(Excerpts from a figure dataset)
# # # # # # #

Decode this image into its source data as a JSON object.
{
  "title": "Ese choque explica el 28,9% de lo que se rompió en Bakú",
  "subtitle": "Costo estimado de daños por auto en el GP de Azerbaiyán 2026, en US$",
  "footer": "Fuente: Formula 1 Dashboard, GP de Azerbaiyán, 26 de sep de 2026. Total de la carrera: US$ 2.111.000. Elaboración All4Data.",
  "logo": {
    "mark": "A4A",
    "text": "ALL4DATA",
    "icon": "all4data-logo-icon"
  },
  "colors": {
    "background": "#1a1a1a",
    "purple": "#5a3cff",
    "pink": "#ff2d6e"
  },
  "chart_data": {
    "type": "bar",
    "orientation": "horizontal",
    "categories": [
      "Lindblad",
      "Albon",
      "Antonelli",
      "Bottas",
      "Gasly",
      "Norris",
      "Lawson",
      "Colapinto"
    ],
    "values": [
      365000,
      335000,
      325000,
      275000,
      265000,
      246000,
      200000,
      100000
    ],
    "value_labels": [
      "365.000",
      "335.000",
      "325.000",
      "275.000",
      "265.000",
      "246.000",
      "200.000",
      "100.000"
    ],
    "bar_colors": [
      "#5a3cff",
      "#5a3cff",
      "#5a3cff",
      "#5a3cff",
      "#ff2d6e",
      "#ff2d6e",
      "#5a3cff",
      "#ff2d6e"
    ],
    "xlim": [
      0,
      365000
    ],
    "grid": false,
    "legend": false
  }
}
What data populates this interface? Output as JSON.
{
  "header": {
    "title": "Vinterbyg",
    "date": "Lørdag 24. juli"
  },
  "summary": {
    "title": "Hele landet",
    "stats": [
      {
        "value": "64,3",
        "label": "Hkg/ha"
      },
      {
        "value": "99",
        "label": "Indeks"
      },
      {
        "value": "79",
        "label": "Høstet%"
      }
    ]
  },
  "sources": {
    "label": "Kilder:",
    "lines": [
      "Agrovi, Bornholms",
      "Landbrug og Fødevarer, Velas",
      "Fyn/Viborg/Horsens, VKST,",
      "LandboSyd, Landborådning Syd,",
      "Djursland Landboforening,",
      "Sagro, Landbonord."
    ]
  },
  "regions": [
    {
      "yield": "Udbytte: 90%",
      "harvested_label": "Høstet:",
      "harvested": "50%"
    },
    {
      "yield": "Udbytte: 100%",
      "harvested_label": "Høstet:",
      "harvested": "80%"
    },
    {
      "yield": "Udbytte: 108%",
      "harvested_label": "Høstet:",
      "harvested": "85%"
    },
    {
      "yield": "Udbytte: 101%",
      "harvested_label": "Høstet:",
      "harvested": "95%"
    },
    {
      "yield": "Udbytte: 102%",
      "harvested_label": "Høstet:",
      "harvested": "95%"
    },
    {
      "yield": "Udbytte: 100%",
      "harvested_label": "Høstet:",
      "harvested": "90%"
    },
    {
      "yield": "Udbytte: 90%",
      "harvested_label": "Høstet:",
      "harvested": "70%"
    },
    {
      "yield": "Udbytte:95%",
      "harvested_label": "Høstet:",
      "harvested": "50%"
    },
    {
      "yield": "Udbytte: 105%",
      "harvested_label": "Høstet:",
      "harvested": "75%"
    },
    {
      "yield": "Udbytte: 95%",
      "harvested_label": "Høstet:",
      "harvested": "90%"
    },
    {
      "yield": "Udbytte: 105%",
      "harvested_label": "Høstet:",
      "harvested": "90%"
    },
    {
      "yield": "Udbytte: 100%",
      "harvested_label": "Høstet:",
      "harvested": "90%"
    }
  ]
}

# # # # # # #

▸ **What you will do**
Pull out each line containing the word "this" and copy it.

▸ **Written answer**
Decode this image into its source data as a JSON object.
What data populates this interface? Output as JSON.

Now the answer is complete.